What you will do:
a – According to the diary entry, what did the writer miss after deciding to go back to sleep?
b – Carry the diary entry forward from its final sentence, in the same voice.

Source text:
——————————

Tuesday, March 23, 2010

I sleep so I don't have to feel the truth that you can't ever be the one person that won't ever forget me.


1-09 Daisy.m4a

Oh man. Talk about a crap of a day. Horrible. Almost completely terrible.

First I overslept. Fuck it, I woke up & decided to go back to sleep. So I missed my first class, & I have a test next week. But I don't even care at this point. & I feel stupid for complaining about something so small.

So after I did pull my fat ass out of bed & got to my class, I couldn't concentrate. THis is the first time in a long time that this has happened. & it's scary, for it is the first sign on the road to hell.

But the real fun begins after classes were over. I went to get lunch & decided to eat for a family of five. I was completely disgusted with myself. I don't even know how to describe it. But let's just say it wasn't fun. I really wanted to do something about it, because I caught a glimpse of myself & almost didn't need to put a hand down my throat. But I made a promise. & I will honor it.

——————————

Data block:
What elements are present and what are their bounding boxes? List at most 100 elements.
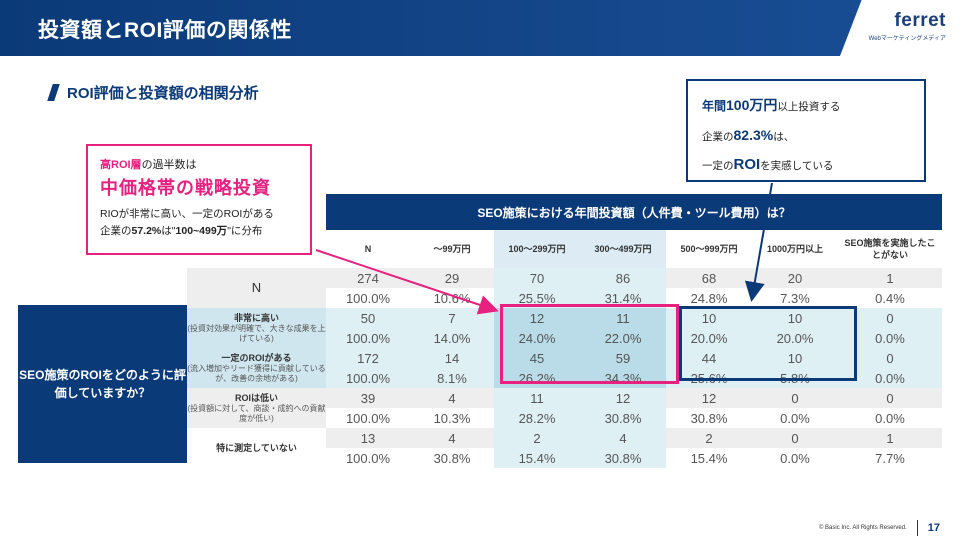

——————————

Answers:
a – The writer missed their first class.

b –
But I decided to donate some blood. I'm honestly not sure why. I couldn't tell you. Lately I've been doing things that are completely done without thought. Which is against everything I am. Like getting my ears pierced, & the things I did on vacation. Well this donation is another to add to the list. I had never donated blood before, because I have been boarder line anemic since I bled so much for six years, I hate needles, & when I got my blood drawn, I almost passed out. But still, I went for it. When the blood started flowing, I instantly started feeling queazy. & not far after, I began to lose consciousness. The lady made me lay down & sniff some awful smelling things. After I felt like I could walk & my blood was taken, I left, but still feeling a bit shaky & very nauseous.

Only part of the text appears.